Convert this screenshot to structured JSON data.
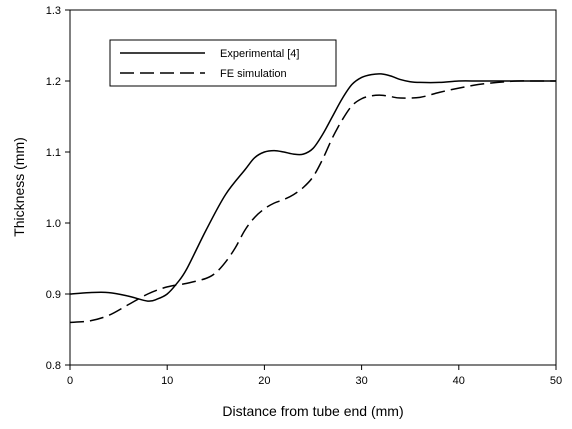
{
  "chart_data": {
    "type": "line",
    "xlabel": "Distance from tube end (mm)",
    "ylabel": "Thickness (mm)",
    "xlim": [
      0,
      50
    ],
    "ylim": [
      0.8,
      1.3
    ],
    "xticks": [
      0,
      10,
      20,
      30,
      40,
      50
    ],
    "yticks": [
      0.8,
      0.9,
      1.0,
      1.1,
      1.2,
      1.3
    ],
    "xtick_labels": [
      "0",
      "10",
      "20",
      "30",
      "40",
      "50"
    ],
    "ytick_labels": [
      "0.8",
      "0.9",
      "1.0",
      "1.1",
      "1.2",
      "1.3"
    ],
    "grid": false,
    "legend_position": "top-left",
    "series": [
      {
        "name": "Experimental [4]",
        "style": "solid",
        "color": "#000000",
        "x": [
          0,
          2,
          4,
          6,
          8,
          9,
          10,
          11,
          12,
          14,
          16,
          18,
          19,
          20,
          21,
          22,
          23,
          24,
          25,
          26,
          27,
          28,
          29,
          30,
          31,
          32,
          33,
          34,
          35,
          36,
          38,
          40,
          42,
          44,
          46,
          48,
          50
        ],
        "y": [
          0.9,
          0.902,
          0.902,
          0.897,
          0.89,
          0.893,
          0.9,
          0.915,
          0.935,
          0.99,
          1.04,
          1.075,
          1.092,
          1.1,
          1.102,
          1.1,
          1.097,
          1.097,
          1.105,
          1.125,
          1.15,
          1.175,
          1.195,
          1.205,
          1.209,
          1.21,
          1.207,
          1.202,
          1.199,
          1.198,
          1.198,
          1.2,
          1.2,
          1.2,
          1.2,
          1.2,
          1.2
        ]
      },
      {
        "name": "FE simulation",
        "style": "dashed",
        "color": "#000000",
        "x": [
          0,
          2,
          4,
          6,
          8,
          10,
          12,
          14,
          15,
          16,
          17,
          18,
          19,
          20,
          21,
          22,
          23,
          24,
          25,
          26,
          27,
          28,
          29,
          30,
          31,
          32,
          33,
          34,
          36,
          38,
          40,
          42,
          44,
          46,
          48,
          50
        ],
        "y": [
          0.86,
          0.862,
          0.87,
          0.885,
          0.9,
          0.91,
          0.915,
          0.922,
          0.93,
          0.945,
          0.965,
          0.99,
          1.008,
          1.02,
          1.028,
          1.033,
          1.04,
          1.05,
          1.065,
          1.09,
          1.12,
          1.145,
          1.165,
          1.175,
          1.179,
          1.18,
          1.178,
          1.176,
          1.177,
          1.184,
          1.19,
          1.195,
          1.198,
          1.2,
          1.2,
          1.2
        ]
      }
    ]
  }
}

▶ STATED EXERCISE: Copy each line of the records precisely and drop any images they hold.

▶ TASK OUTPUT:
Convert this screenshot to structured JSON data.
{
  "chart_data": {
    "type": "line",
    "xlabel": "Distance from tube end (mm)",
    "ylabel": "Thickness (mm)",
    "xlim": [
      0,
      50
    ],
    "ylim": [
      0.8,
      1.3
    ],
    "xticks": [
      0,
      10,
      20,
      30,
      40,
      50
    ],
    "yticks": [
      0.8,
      0.9,
      1.0,
      1.1,
      1.2,
      1.3
    ],
    "xtick_labels": [
      "0",
      "10",
      "20",
      "30",
      "40",
      "50"
    ],
    "ytick_labels": [
      "0.8",
      "0.9",
      "1.0",
      "1.1",
      "1.2",
      "1.3"
    ],
    "grid": false,
    "legend_position": "top-left",
    "series": [
      {
        "name": "Experimental [4]",
        "style": "solid",
        "color": "#000000",
        "x": [
          0,
          2,
          4,
          6,
          8,
          9,
          10,
          11,
          12,
          14,
          16,
          18,
          19,
          20,
          21,
          22,
          23,
          24,
          25,
          26,
          27,
          28,
          29,
          30,
          31,
          32,
          33,
          34,
          35,
          36,
          38,
          40,
          42,
          44,
          46,
          48,
          50
        ],
        "y": [
          0.9,
          0.902,
          0.902,
          0.897,
          0.89,
          0.893,
          0.9,
          0.915,
          0.935,
          0.99,
          1.04,
          1.075,
          1.092,
          1.1,
          1.102,
          1.1,
          1.097,
          1.097,
          1.105,
          1.125,
          1.15,
          1.175,
          1.195,
          1.205,
          1.209,
          1.21,
          1.207,
          1.202,
          1.199,
          1.198,
          1.198,
          1.2,
          1.2,
          1.2,
          1.2,
          1.2,
          1.2
        ]
      },
      {
        "name": "FE simulation",
        "style": "dashed",
        "color": "#000000",
        "x": [
          0,
          2,
          4,
          6,
          8,
          10,
          12,
          14,
          15,
          16,
          17,
          18,
          19,
          20,
          21,
          22,
          23,
          24,
          25,
          26,
          27,
          28,
          29,
          30,
          31,
          32,
          33,
          34,
          36,
          38,
          40,
          42,
          44,
          46,
          48,
          50
        ],
        "y": [
          0.86,
          0.862,
          0.87,
          0.885,
          0.9,
          0.91,
          0.915,
          0.922,
          0.93,
          0.945,
          0.965,
          0.99,
          1.008,
          1.02,
          1.028,
          1.033,
          1.04,
          1.05,
          1.065,
          1.09,
          1.12,
          1.145,
          1.165,
          1.175,
          1.179,
          1.18,
          1.178,
          1.176,
          1.177,
          1.184,
          1.19,
          1.195,
          1.198,
          1.2,
          1.2,
          1.2
        ]
      }
    ]
  }
}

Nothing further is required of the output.